What the task requires:
Using the material below, work out how many lines contain the word "建设规模". Reply with the number and nothing more.

[Stored entries]
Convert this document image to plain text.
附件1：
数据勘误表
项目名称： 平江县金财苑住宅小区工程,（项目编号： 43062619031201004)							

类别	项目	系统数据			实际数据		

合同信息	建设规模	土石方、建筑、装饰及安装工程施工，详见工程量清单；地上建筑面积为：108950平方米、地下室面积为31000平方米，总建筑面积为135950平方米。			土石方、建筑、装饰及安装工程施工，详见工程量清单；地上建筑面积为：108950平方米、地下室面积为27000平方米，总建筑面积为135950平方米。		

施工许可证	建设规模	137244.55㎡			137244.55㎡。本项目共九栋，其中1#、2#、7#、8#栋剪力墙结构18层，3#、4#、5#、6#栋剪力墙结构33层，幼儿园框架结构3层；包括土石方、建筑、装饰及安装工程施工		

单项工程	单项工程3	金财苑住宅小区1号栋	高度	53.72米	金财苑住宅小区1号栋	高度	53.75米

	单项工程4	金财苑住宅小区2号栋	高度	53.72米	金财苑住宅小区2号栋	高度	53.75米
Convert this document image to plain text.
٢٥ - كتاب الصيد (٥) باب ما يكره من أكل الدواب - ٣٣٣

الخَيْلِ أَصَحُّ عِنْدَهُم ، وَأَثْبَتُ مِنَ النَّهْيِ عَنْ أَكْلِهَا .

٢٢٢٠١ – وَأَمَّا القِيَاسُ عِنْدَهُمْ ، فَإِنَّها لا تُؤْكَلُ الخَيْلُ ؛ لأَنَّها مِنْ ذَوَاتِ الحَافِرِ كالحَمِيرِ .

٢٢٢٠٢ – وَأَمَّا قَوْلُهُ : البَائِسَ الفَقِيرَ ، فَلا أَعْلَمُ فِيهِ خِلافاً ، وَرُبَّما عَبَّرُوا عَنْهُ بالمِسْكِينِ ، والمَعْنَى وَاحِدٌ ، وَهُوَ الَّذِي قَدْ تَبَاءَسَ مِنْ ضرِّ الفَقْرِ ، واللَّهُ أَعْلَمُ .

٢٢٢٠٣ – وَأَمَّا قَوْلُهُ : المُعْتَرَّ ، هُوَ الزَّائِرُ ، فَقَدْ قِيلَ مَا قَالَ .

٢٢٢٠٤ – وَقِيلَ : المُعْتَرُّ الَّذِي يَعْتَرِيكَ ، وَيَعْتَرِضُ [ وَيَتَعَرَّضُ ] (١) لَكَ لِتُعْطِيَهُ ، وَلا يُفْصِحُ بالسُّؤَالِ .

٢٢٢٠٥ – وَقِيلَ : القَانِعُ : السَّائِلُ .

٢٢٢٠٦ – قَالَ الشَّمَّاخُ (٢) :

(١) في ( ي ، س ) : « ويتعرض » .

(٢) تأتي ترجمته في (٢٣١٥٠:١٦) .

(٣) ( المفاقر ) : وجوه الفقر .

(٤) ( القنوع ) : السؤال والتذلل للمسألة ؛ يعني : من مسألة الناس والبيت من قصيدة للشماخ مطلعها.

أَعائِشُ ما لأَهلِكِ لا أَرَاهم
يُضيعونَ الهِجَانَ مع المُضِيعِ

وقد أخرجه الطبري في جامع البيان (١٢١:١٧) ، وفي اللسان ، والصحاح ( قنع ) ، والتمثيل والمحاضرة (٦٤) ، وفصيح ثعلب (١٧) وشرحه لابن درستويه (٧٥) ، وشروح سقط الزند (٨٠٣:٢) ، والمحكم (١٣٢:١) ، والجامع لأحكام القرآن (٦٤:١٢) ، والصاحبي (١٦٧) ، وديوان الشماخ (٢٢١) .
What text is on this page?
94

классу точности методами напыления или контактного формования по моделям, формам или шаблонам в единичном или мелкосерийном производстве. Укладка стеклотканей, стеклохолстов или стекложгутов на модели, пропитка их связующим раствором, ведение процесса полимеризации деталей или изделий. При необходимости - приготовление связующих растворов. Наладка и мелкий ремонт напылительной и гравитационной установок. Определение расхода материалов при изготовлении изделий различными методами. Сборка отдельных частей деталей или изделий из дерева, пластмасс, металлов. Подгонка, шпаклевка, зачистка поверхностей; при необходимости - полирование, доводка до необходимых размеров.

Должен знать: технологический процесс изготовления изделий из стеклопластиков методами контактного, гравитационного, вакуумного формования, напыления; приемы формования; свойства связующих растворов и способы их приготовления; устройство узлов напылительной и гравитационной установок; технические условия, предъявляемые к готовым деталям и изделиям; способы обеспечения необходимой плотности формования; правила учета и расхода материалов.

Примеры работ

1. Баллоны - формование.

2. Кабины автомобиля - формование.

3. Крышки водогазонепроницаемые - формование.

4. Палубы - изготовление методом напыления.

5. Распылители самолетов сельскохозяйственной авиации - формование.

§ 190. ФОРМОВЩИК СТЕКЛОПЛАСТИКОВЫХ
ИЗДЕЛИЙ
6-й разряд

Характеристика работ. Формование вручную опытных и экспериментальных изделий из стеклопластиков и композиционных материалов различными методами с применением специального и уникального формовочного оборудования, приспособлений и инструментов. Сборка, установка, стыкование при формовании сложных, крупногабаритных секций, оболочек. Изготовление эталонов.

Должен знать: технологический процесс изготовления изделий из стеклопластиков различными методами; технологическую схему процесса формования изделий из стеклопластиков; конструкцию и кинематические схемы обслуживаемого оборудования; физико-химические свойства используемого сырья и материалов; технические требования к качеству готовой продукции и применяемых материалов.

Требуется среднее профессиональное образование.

Answer to this exercise:
2